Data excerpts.
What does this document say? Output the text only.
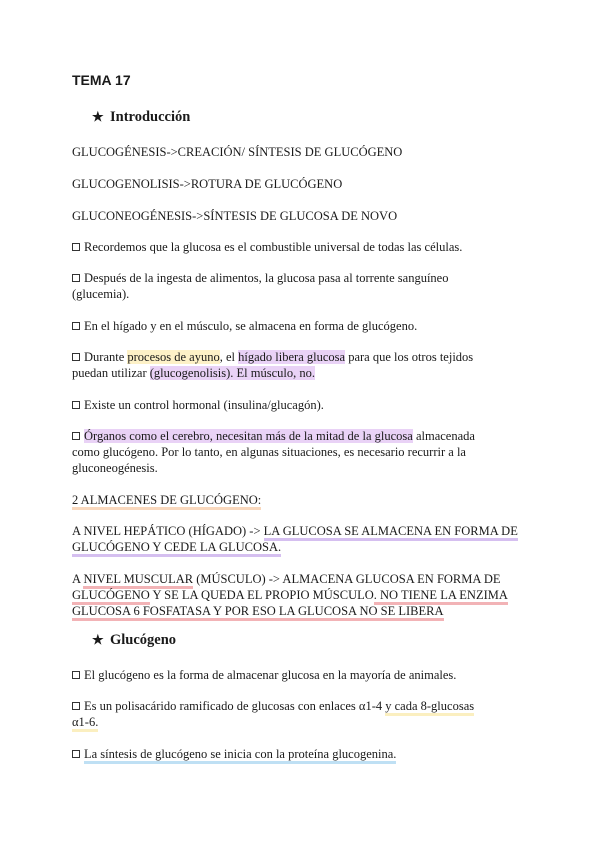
TEMA 17
★ Introducción
GLUCOGÉNESIS->CREACIÓN/ SÍNTESIS DE GLUCÓGENO
GLUCOGENOLISIS->ROTURA DE GLUCÓGENO
GLUCONEOGÉNESIS->SÍNTESIS DE GLUCOSA DE NOVO
Recordemos que la glucosa es el combustible universal de todas las células.
Después de la ingesta de alimentos, la glucosa pasa al torrente sanguíneo
(glucemia).
En el hígado y en el músculo, se almacena en forma de glucógeno.
Durante procesos de ayuno, el hígado libera glucosa para que los otros tejidos
puedan utilizar (glucogenolisis). El músculo, no.
Existe un control hormonal (insulina/glucagón).
Órganos como el cerebro, necesitan más de la mitad de la glucosa almacenada
como glucógeno. Por lo tanto, en algunas situaciones, es necesario recurrir a la
gluconeogénesis.
2 ALMACENES DE GLUCÓGENO:
A NIVEL HEPÁTICO (HÍGADO) -> LA GLUCOSA SE ALMACENA EN FORMA DE
GLUCÓGENO Y CEDE LA GLUCOSA.
A NIVEL MUSCULAR (MÚSCULO) -> ALMACENA GLUCOSA EN FORMA DE
GLUCÓGENO Y SE LA QUEDA EL PROPIO MÚSCULO. NO TIENE LA ENZIMA
GLUCOSA 6 FOSFATASA Y POR ESO LA GLUCOSA NO SE LIBERA
★ Glucógeno
El glucógeno es la forma de almacenar glucosa en la mayoría de animales.
Es un polisacárido ramificado de glucosas con enlaces α1-4 y cada 8-glucosas
α1-6.
La síntesis de glucógeno se inicia con la proteína glucogenina.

Task to complete. Give the data above again in full and unchanged, skipping the pictures.

Solution to the exercise.
What does this document say? Output the text only.
TEMA 17
★ Introducción
GLUCOGÉNESIS->CREACIÓN/ SÍNTESIS DE GLUCÓGENO
GLUCOGENOLISIS->ROTURA DE GLUCÓGENO
GLUCONEOGÉNESIS->SÍNTESIS DE GLUCOSA DE NOVO
Recordemos que la glucosa es el combustible universal de todas las células.
Después de la ingesta de alimentos, la glucosa pasa al torrente sanguíneo
(glucemia).
En el hígado y en el músculo, se almacena en forma de glucógeno.
Durante procesos de ayuno, el hígado libera glucosa para que los otros tejidos
puedan utilizar (glucogenolisis). El músculo, no.
Existe un control hormonal (insulina/glucagón).
Órganos como el cerebro, necesitan más de la mitad de la glucosa almacenada
como glucógeno. Por lo tanto, en algunas situaciones, es necesario recurrir a la
gluconeogénesis.
2 ALMACENES DE GLUCÓGENO:
A NIVEL HEPÁTICO (HÍGADO) -> LA GLUCOSA SE ALMACENA EN FORMA DE
GLUCÓGENO Y CEDE LA GLUCOSA.
A NIVEL MUSCULAR (MÚSCULO) -> ALMACENA GLUCOSA EN FORMA DE
GLUCÓGENO Y SE LA QUEDA EL PROPIO MÚSCULO. NO TIENE LA ENZIMA
GLUCOSA 6 FOSFATASA Y POR ESO LA GLUCOSA NO SE LIBERA
★ Glucógeno
El glucógeno es la forma de almacenar glucosa en la mayoría de animales.
Es un polisacárido ramificado de glucosas con enlaces α1-4 y cada 8-glucosas
α1-6.
La síntesis de glucógeno se inicia con la proteína glucogenina.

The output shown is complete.